Texte source
JAGDISH BHAGWATI - Je suis d'accord avec la décision, mais pas pour les mêmes raisons que Donald Trump. Plusieurs dispositions de ce traité -sur le droit du travail, l'environnement, etc.- ont été dictées par des lobbies américains et n'ont aucun rapport avec le commerce international. Prétendre que de telles dispositions, définies par des industriels américains, font du TPP un accord commercial "moderne" était de la pure propagande, relayée par des médias mainstream mal renseignés. C'est pourquoi, bien que je ne partage pas ses motivations, j'applaudis la décision du président Trump.

Sa promesse de taxer massivement les importations chinoises fait couler de l'encre, mais a-t-il les moyens de l'appliquer ?

Le système du commerce international d'après-guerre est inscrit dans l'OMC, qui est la concrétisation institutionnelle du GATT. Dans ce cadre, les Etats ne peuvent pas arbitrairement augmenter les tarifs douaniers en réponse à des pressions locales, comme ils le pratiquaient dans les années 1930. D'ailleurs, le protectionnisme ne s'est pas développé en réponse à la crise macroéconomique des années 2000 et ce en partie pour cette raison. C'est donc une erreur de penser qu'un pays puisse imposer des taxes sur les importations à souhait.

C'est aussi pour cela que j'ai toujours été en faveur de l'adhésion de la Chine dans l'OMC [dont l'adhésion remonte à décembre 2001, NDLR]. C'était la seule manière de peser sur la Chine en cas de tentative de "triche" -par des subventions, des tarifs douaniers, etc. Pour rappel, les Américains ont essayé de faire pression sur le Japon pendant des années, décrétant qu'il ne commerçait pas de "façon honnête". Cela a échoué, parce que le Japon était un trop grand acteur pour être intimidé. C'est seulement lorsque les Etats-Unis l'ont emmené devant le Système de règlement des différends de l'OMC, et qu'un examen "impartial" a mis à jour les violations, que le Japon a commencé à se plier et à obtempérer.

L'OMC a-t-elle encore un rôle à jouer avec Donald Trump, président des Etats-Unis ?

À faire
Recopiez, s'il vous plaît, le passage du texte sur le commerce international qui va de « Le système du » jusqu'à « importations à souhait. » inclus, sans rien y modifier.

Segment de données
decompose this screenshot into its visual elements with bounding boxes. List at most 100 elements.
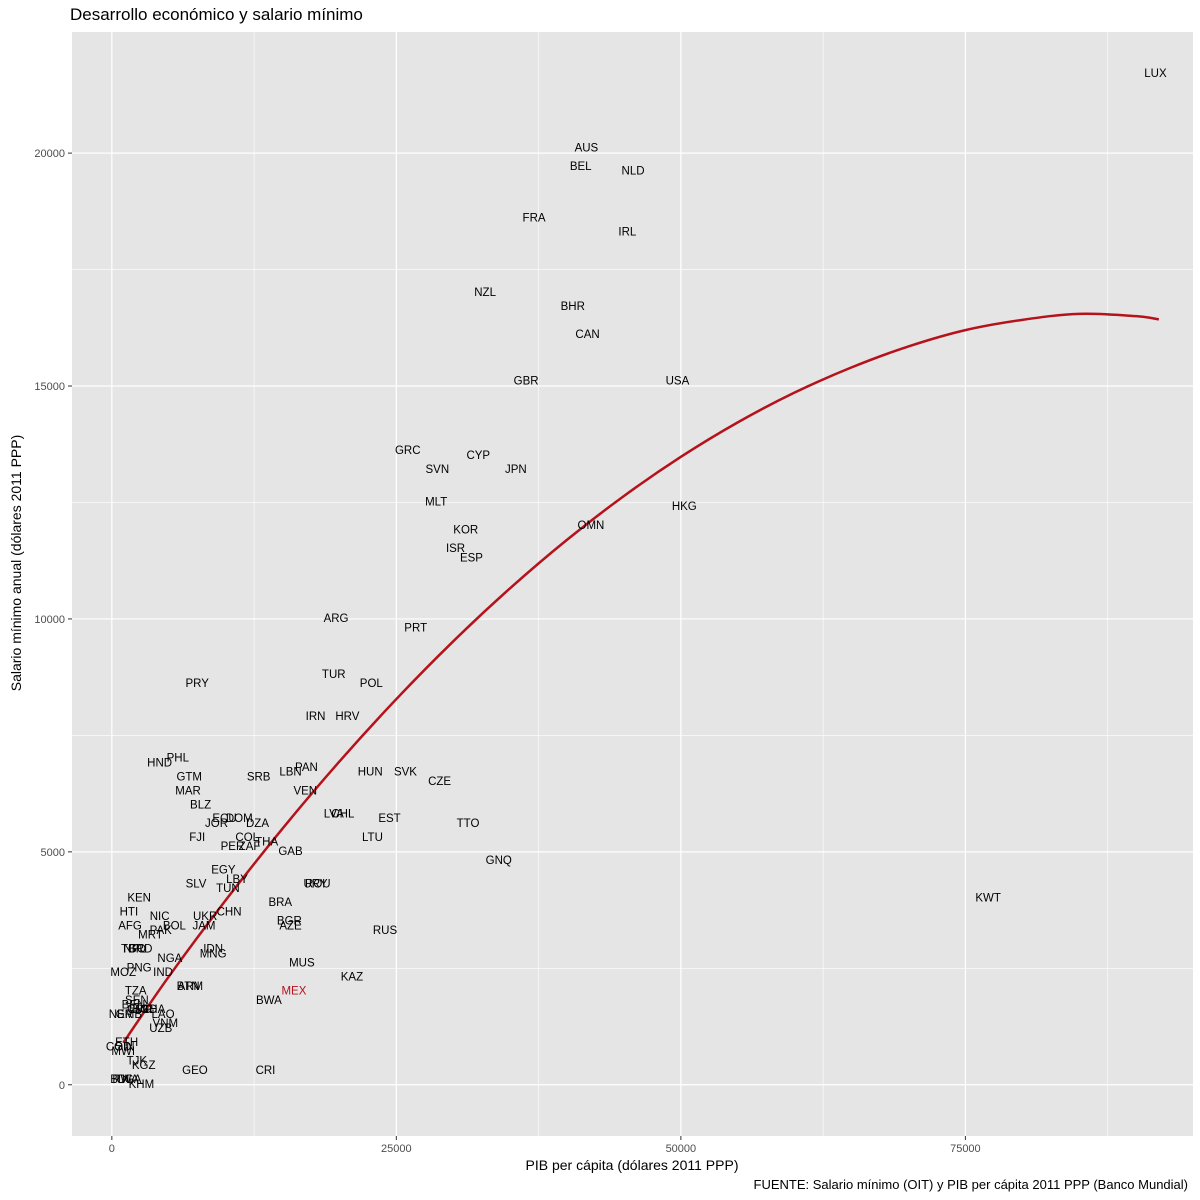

Corrigé
Le système du commerce international d'après-guerre est inscrit dans l'OMC, qui est la concrétisation institutionnelle du GATT. Dans ce cadre, les Etats ne peuvent pas arbitrairement augmenter les tarifs douaniers en réponse à des pressions locales, comme ils le pratiquaient dans les années 1930. D'ailleurs, le protectionnisme ne s'est pas développé en réponse à la crise macroéconomique des années 2000 et ce en partie pour cette raison. C'est donc une erreur de penser qu'un pays puisse imposer des taxes sur les importations à souhait.